REQUIRED TASK:
Find the number of lines in these records where the word "Justices" appears. Reply with that number and nothing more.

EXTRACTED INFORMATION:
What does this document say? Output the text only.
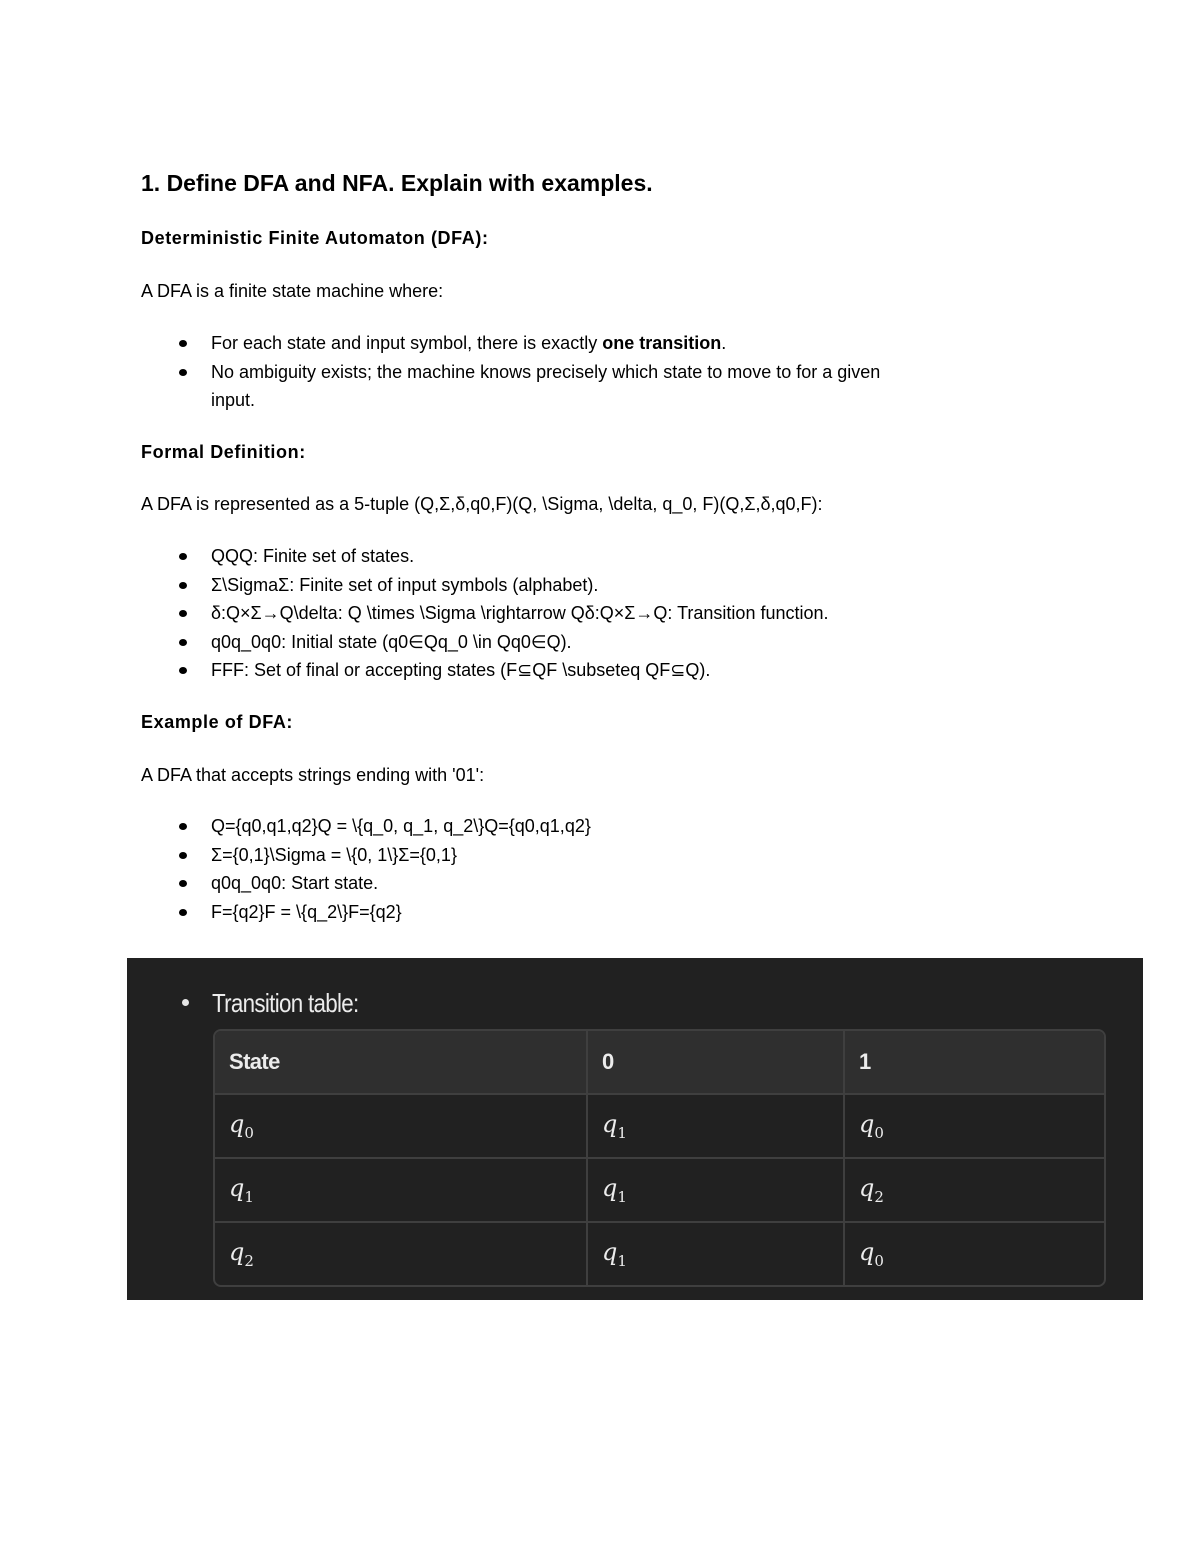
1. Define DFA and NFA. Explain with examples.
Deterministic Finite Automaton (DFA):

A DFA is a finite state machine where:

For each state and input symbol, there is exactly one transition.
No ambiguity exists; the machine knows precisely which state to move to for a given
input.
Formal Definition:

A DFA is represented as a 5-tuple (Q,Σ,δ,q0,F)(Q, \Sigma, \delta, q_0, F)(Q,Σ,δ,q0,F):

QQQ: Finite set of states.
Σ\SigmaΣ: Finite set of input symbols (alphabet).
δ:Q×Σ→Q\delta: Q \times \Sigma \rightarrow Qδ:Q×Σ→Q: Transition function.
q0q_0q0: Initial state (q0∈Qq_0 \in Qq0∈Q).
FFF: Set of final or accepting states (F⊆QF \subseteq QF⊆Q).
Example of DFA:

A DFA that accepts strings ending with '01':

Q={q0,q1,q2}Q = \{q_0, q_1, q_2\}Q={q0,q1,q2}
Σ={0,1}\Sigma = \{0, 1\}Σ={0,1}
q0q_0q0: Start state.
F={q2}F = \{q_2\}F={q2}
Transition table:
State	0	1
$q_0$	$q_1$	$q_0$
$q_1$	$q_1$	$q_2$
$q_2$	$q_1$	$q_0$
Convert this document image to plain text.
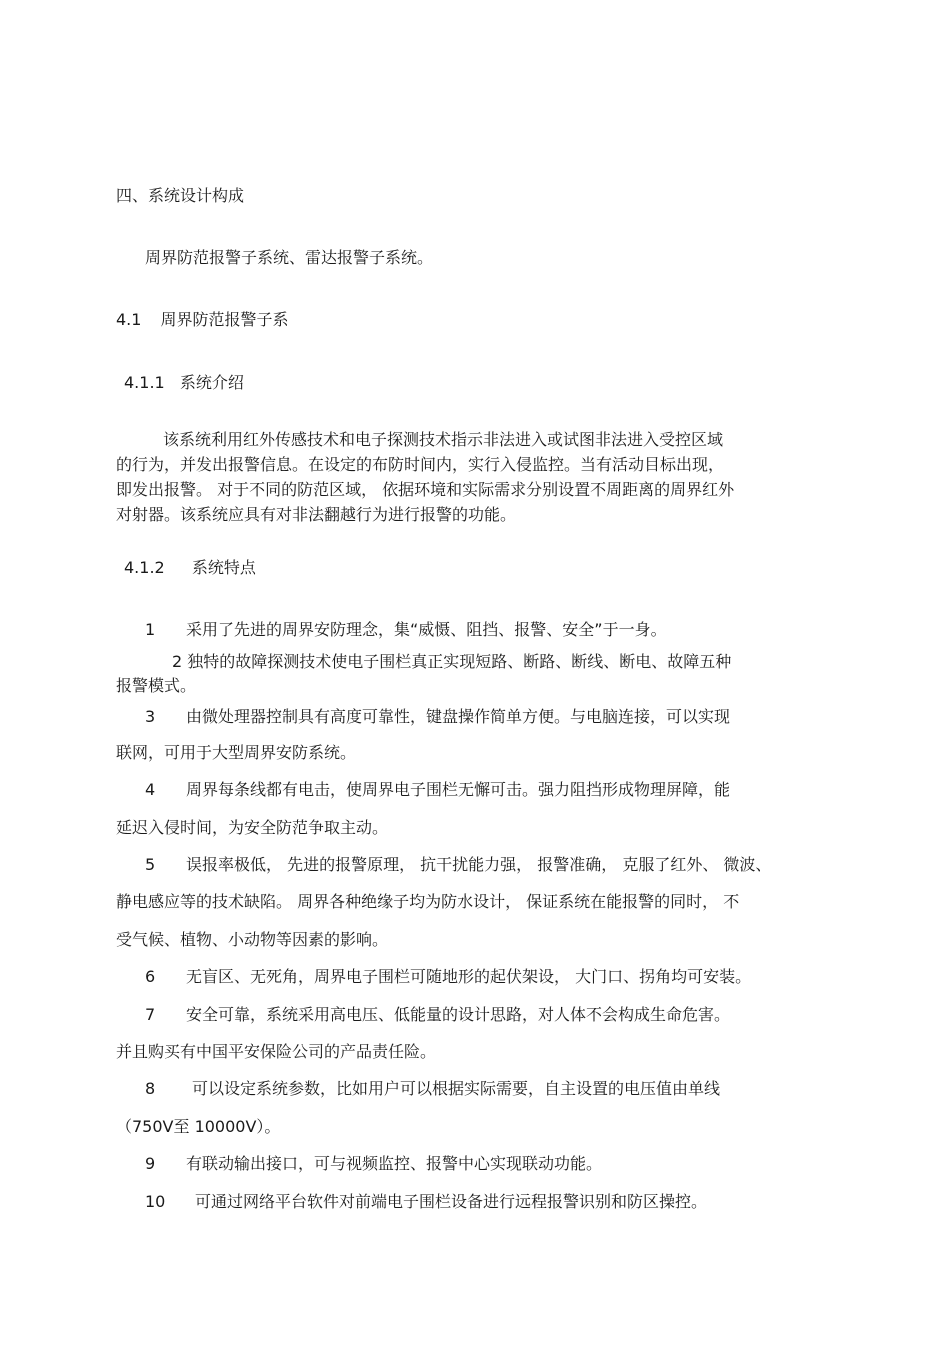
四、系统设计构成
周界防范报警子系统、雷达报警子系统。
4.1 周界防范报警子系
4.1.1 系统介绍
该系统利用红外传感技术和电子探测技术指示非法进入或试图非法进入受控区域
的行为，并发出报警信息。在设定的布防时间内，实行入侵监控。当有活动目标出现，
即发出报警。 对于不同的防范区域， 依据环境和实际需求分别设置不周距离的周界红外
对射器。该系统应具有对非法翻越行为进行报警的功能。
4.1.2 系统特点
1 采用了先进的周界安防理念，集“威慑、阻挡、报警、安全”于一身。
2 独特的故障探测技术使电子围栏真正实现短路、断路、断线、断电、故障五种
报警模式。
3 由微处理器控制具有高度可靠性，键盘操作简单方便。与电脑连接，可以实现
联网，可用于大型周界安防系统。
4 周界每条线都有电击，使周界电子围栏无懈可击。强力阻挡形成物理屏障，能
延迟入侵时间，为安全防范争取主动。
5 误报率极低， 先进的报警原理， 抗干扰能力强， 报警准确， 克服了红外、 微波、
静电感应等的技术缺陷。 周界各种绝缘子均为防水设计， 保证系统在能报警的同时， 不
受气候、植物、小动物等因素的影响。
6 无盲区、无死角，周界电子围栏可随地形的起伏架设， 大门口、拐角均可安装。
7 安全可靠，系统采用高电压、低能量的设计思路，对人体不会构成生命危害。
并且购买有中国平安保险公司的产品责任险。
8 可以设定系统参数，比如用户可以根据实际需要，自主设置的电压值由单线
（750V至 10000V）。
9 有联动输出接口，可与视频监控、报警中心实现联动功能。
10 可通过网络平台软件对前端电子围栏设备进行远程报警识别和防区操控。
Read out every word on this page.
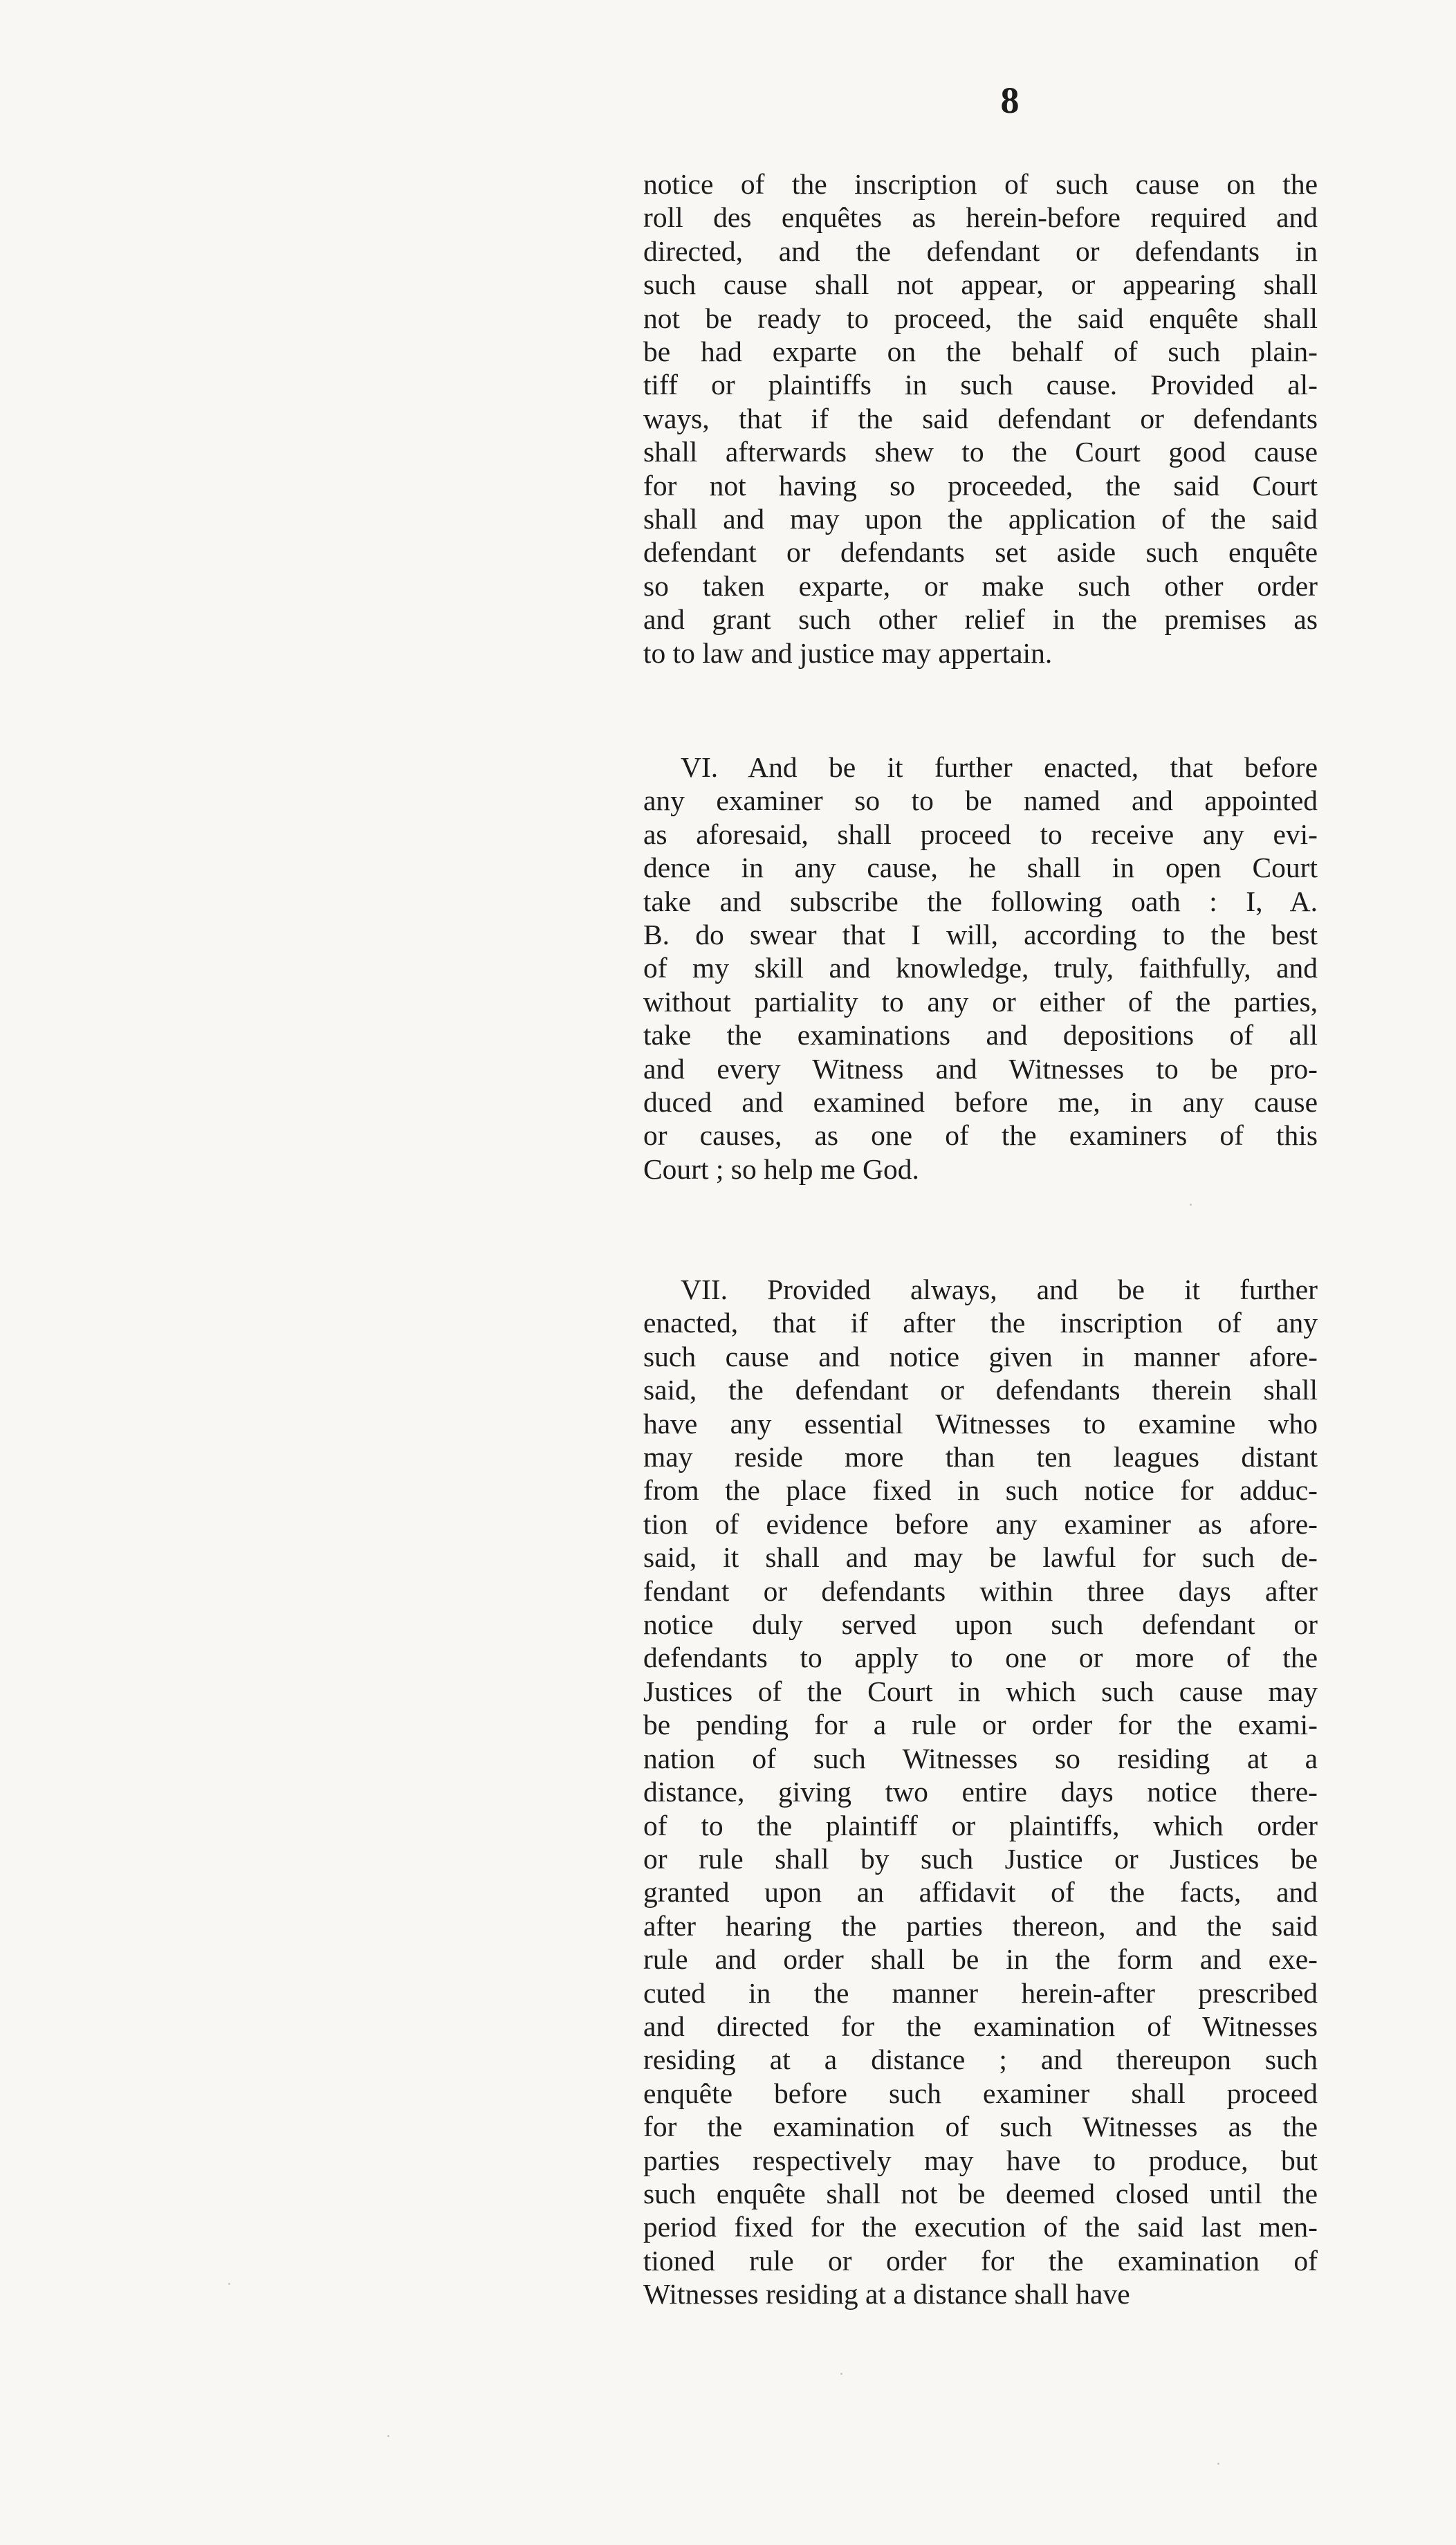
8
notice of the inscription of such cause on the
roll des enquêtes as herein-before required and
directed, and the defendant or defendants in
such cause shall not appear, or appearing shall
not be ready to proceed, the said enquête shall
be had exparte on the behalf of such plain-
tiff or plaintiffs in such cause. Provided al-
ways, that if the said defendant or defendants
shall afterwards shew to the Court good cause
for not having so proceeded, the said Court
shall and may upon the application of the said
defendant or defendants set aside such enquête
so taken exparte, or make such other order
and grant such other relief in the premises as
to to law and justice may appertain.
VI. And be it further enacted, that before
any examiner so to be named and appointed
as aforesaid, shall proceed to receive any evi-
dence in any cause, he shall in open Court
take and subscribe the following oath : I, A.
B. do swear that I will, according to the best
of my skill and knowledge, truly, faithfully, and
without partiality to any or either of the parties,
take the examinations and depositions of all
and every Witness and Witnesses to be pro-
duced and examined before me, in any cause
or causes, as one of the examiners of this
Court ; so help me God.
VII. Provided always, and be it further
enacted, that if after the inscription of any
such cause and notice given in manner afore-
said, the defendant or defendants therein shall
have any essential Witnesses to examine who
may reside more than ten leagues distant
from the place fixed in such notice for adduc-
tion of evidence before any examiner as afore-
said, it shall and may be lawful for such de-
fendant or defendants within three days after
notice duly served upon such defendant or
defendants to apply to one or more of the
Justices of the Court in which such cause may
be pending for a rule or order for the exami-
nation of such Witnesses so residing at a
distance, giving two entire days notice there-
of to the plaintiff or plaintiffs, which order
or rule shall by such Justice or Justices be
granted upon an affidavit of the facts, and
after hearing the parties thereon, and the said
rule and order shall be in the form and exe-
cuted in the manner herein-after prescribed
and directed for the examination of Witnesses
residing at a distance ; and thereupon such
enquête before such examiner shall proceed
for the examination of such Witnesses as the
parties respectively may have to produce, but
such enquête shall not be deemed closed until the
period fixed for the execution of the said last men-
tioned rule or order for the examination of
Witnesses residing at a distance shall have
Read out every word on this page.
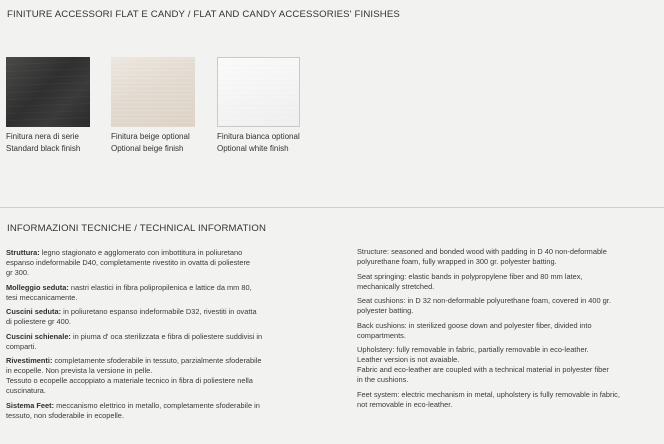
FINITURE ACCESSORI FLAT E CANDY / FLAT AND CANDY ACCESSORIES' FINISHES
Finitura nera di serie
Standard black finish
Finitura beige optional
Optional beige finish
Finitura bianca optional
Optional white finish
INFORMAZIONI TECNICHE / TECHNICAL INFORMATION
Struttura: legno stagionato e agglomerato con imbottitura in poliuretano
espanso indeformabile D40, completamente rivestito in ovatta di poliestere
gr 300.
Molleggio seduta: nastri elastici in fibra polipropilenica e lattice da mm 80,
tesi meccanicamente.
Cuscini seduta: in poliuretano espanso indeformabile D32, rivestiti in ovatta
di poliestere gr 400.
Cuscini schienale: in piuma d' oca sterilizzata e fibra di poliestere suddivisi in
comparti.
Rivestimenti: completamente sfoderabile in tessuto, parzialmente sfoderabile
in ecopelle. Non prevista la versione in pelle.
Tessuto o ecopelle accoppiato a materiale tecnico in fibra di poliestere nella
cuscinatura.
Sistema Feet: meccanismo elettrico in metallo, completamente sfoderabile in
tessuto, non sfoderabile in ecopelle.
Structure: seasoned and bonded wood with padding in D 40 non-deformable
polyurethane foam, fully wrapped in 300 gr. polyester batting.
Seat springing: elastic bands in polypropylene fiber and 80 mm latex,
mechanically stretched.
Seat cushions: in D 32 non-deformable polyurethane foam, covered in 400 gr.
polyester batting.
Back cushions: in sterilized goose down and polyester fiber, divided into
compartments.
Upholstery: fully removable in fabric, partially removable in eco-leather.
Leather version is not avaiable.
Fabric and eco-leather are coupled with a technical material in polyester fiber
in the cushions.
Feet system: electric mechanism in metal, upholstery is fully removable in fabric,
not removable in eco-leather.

ANSWER FOR THIS EXERCISE:
2